<<<<

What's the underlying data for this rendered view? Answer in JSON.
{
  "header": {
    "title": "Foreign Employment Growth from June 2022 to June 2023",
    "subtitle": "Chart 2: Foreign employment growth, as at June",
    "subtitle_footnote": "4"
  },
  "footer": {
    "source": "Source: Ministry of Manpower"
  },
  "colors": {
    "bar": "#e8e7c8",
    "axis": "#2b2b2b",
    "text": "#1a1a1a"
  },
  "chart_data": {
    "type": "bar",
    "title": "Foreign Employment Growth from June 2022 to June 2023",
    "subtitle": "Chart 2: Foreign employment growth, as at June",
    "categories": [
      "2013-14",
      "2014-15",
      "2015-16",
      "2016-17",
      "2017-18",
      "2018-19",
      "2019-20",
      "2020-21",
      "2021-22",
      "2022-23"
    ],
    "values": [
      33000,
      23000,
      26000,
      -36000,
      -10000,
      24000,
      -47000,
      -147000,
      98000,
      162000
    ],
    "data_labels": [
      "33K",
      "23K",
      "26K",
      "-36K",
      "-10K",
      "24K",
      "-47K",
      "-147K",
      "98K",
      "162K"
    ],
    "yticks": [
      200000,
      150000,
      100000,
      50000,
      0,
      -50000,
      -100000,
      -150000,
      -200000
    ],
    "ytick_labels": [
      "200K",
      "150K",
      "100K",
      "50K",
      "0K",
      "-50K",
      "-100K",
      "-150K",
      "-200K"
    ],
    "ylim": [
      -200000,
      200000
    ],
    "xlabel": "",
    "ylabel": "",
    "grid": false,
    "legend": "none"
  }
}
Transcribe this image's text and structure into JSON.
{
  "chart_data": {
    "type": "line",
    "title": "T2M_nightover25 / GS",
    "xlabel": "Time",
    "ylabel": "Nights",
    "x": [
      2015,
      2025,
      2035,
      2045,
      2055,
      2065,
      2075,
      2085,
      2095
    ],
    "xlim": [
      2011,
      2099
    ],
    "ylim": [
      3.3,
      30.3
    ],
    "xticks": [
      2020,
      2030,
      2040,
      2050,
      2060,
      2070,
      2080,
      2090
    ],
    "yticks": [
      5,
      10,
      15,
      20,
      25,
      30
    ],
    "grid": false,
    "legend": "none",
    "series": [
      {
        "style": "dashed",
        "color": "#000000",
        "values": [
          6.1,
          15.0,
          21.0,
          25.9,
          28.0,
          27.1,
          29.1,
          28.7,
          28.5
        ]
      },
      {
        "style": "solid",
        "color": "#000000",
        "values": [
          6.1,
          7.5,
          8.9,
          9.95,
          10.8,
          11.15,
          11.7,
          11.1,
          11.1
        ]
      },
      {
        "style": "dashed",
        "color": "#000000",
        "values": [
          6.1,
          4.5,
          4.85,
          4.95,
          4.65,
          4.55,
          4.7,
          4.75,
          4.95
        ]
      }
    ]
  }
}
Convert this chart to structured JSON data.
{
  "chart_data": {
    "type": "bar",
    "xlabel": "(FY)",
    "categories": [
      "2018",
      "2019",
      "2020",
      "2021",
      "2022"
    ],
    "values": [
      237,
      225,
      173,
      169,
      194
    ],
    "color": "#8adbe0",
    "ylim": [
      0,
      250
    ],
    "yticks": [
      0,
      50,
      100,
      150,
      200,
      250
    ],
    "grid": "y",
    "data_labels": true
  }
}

>>>>

= WHAT IS NEEDED =
Where a line of the entries contains the word "JSON", copy that line.

= WRITTEN SOLUTION =
What's the underlying data for this rendered view? Answer in JSON.
Transcribe this image's text and structure into JSON.
Convert this chart to structured JSON data.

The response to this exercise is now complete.